WORK TO BE COMPLETED:
Find every line in the records below that holds the word "resistance" and copy it.

═══

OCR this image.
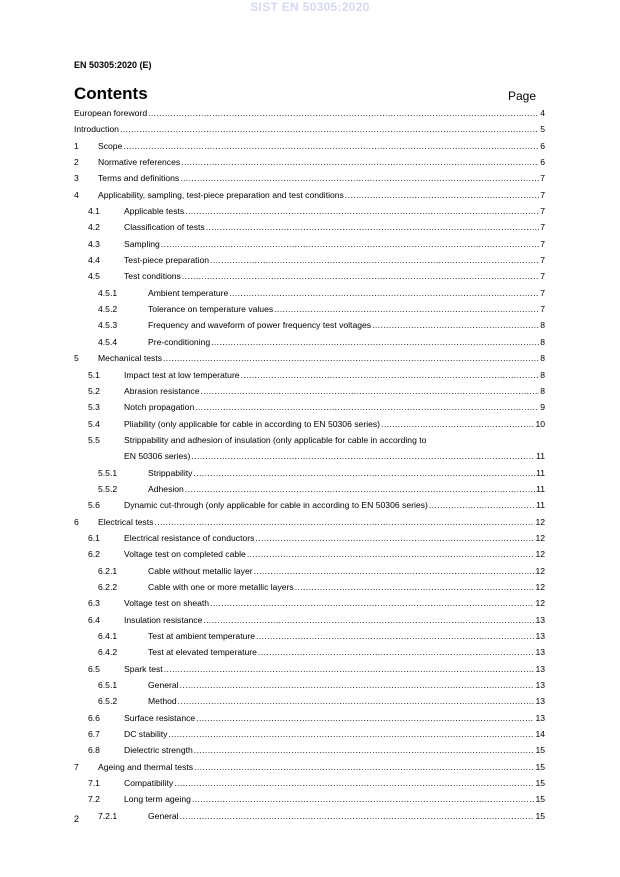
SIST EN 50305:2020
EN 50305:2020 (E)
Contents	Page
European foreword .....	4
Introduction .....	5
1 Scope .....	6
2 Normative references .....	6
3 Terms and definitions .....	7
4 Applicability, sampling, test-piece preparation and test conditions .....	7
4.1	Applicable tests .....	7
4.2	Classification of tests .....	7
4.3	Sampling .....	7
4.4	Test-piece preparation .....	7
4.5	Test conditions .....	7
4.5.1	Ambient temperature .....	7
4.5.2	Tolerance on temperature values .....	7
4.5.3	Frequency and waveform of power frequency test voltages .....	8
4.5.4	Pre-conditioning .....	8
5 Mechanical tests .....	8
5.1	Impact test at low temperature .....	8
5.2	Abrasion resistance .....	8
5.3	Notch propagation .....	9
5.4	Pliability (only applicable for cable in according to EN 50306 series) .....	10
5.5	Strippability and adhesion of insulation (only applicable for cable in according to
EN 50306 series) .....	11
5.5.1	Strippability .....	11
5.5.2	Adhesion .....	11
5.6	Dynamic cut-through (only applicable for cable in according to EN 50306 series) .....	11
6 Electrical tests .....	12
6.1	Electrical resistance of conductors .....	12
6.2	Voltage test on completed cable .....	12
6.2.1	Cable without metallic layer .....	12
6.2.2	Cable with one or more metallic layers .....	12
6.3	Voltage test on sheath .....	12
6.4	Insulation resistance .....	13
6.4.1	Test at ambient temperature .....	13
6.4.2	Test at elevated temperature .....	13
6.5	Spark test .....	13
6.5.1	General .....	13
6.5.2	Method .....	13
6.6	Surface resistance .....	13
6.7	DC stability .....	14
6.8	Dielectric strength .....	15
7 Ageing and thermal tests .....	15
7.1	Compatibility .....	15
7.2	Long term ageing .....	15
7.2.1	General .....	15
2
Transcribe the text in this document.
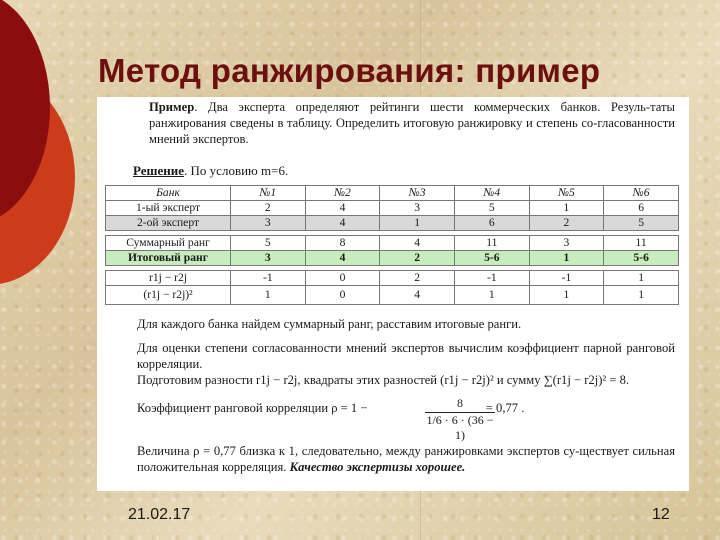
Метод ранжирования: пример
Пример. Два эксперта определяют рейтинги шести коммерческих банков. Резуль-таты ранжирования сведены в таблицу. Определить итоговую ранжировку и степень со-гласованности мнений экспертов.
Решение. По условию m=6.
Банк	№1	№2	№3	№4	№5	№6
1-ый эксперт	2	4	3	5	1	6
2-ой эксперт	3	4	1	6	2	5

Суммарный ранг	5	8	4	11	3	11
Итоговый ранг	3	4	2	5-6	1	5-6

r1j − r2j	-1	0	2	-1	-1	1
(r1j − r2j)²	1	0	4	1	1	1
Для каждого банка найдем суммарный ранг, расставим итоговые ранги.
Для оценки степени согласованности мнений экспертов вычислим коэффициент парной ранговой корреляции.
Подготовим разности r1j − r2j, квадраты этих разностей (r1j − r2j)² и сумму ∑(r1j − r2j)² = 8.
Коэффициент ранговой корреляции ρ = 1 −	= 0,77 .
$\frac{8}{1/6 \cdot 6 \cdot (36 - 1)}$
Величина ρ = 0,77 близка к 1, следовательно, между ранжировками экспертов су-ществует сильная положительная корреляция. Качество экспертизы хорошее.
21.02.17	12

═══

SOLUTION:
5.2	Abrasion resistance .....	8
6.1	Electrical resistance of conductors .....	12
6.4	Insulation resistance .....	13
6.6	Surface resistance .....	13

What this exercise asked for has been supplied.